--- Dataset content ---
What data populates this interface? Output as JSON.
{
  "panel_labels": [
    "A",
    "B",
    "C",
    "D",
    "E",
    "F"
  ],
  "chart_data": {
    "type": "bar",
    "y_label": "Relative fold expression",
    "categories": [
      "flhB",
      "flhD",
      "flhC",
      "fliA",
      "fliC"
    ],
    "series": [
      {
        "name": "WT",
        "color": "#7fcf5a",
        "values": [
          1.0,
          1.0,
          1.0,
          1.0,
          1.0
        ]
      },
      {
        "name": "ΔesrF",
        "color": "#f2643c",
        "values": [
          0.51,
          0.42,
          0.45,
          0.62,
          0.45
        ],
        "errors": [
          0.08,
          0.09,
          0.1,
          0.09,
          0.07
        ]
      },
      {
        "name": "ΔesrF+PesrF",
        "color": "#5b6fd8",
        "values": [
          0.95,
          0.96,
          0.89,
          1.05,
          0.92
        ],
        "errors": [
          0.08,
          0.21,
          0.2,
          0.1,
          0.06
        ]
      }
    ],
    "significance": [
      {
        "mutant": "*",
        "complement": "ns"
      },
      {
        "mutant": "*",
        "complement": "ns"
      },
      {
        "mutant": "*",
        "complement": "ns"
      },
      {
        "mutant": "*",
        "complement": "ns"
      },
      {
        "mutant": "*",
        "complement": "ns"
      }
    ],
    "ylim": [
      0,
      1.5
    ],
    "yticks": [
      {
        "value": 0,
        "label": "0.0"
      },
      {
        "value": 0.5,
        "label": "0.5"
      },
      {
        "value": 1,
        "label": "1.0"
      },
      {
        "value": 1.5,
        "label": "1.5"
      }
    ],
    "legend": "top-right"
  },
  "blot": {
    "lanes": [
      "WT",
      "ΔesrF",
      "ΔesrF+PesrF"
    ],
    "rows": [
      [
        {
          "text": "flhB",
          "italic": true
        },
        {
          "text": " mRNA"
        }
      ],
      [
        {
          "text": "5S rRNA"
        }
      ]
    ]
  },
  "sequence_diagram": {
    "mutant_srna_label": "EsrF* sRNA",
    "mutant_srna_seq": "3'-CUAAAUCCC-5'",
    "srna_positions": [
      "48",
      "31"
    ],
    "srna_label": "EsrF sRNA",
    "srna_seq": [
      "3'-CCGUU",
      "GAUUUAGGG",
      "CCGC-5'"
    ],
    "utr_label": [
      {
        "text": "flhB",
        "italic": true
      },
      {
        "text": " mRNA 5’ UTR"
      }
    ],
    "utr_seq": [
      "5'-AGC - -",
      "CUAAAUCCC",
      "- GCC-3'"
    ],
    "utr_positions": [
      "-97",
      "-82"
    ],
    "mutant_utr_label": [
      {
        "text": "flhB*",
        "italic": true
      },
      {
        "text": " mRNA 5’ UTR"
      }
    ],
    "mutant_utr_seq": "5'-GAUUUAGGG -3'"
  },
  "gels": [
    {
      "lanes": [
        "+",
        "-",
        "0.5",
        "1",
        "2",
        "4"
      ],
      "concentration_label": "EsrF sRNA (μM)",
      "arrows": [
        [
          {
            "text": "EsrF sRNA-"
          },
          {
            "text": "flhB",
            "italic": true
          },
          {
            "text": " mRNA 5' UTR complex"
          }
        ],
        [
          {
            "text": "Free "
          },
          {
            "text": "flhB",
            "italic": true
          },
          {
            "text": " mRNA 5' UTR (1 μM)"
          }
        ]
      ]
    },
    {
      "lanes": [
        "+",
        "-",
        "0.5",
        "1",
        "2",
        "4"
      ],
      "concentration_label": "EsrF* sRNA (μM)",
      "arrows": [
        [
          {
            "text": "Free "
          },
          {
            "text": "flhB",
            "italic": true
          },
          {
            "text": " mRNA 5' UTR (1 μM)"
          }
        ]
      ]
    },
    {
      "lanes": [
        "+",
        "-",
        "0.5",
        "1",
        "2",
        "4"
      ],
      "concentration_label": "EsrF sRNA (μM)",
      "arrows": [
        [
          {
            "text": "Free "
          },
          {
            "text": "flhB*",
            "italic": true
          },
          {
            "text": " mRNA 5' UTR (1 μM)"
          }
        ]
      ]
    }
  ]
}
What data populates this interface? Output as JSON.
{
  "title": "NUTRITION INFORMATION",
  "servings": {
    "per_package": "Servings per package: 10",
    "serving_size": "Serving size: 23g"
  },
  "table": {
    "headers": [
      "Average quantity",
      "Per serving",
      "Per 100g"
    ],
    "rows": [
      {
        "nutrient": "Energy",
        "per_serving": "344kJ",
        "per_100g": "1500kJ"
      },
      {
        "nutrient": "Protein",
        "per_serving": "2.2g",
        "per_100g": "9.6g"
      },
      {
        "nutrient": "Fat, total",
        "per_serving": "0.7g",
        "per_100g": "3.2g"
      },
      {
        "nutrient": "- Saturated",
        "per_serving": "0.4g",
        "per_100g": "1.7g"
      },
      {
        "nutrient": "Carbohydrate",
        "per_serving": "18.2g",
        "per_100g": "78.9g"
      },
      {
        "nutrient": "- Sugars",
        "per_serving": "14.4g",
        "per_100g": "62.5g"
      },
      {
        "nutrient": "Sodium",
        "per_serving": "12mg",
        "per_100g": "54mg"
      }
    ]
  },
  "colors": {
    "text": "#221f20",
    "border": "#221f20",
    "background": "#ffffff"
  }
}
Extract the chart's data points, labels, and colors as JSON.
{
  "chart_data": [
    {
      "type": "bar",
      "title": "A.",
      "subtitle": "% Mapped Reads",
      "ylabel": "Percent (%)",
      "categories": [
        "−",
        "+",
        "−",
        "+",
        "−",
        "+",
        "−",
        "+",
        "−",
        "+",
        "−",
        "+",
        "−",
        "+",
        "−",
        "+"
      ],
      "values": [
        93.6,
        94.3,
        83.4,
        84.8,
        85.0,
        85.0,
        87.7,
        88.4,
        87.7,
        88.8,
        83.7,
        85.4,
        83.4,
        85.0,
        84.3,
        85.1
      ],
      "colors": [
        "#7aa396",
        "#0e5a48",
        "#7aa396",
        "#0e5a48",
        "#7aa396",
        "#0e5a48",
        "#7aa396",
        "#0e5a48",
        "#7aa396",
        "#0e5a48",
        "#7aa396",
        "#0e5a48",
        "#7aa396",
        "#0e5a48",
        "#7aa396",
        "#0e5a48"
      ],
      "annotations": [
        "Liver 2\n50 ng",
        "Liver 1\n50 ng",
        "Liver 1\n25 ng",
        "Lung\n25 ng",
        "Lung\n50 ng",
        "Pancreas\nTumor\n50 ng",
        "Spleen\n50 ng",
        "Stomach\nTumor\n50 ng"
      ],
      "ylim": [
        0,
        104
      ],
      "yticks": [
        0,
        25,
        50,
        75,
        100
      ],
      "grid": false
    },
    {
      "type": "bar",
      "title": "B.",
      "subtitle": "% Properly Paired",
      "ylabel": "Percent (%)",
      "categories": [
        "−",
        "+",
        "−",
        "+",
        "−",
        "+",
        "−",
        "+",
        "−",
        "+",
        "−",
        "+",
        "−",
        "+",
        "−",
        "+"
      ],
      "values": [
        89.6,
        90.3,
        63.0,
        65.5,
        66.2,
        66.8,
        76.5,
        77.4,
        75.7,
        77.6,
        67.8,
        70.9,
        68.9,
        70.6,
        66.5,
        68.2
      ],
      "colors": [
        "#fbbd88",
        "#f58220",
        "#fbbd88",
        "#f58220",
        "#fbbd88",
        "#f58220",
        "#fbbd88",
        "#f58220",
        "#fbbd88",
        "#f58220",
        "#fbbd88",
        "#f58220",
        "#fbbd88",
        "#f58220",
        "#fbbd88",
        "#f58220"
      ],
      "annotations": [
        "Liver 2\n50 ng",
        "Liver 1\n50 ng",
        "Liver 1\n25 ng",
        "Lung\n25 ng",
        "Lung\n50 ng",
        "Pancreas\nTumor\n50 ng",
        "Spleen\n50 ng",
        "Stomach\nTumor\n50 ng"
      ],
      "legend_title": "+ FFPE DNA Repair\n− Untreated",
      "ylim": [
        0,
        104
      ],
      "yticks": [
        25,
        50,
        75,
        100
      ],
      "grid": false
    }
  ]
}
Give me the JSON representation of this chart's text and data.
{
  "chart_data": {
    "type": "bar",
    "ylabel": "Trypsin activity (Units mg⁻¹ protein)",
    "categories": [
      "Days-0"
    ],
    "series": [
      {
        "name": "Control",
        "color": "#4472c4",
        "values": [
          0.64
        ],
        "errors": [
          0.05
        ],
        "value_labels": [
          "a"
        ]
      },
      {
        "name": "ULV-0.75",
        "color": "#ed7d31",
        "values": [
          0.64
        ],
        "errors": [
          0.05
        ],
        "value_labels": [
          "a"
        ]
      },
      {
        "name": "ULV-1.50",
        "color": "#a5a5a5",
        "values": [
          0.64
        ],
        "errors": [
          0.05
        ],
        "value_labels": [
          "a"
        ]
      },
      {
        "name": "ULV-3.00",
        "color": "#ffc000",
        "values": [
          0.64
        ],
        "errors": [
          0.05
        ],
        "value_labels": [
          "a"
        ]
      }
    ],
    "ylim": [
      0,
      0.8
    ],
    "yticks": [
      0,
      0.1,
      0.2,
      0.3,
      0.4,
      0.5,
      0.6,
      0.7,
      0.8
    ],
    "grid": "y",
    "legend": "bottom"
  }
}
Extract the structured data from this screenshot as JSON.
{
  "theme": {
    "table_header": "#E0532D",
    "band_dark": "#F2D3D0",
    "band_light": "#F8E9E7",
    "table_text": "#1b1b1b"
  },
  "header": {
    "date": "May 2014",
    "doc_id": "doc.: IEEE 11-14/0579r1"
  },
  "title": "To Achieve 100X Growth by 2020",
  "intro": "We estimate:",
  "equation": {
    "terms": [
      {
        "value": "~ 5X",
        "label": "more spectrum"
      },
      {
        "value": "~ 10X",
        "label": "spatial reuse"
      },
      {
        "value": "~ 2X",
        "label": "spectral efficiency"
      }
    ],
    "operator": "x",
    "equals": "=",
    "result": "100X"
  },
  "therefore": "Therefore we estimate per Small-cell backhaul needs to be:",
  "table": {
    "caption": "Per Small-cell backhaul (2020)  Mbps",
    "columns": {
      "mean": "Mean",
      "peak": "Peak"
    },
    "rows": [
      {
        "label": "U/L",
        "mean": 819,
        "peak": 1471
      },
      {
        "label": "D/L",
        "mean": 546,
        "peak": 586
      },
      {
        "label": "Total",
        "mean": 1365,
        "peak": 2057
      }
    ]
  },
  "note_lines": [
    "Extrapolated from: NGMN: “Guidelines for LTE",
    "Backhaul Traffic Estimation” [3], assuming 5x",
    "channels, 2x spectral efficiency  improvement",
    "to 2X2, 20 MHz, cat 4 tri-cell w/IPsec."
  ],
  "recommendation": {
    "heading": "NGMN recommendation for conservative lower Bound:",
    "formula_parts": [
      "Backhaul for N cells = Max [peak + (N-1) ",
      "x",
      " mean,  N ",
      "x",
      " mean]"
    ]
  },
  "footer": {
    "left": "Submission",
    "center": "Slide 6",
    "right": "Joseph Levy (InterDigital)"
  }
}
---
What to work on
Go through the records above and copy every line holding the word "recommendation".

Exercise response
  "recommendation": {
    "heading": "NGMN recommendation for conservative lower Bound:",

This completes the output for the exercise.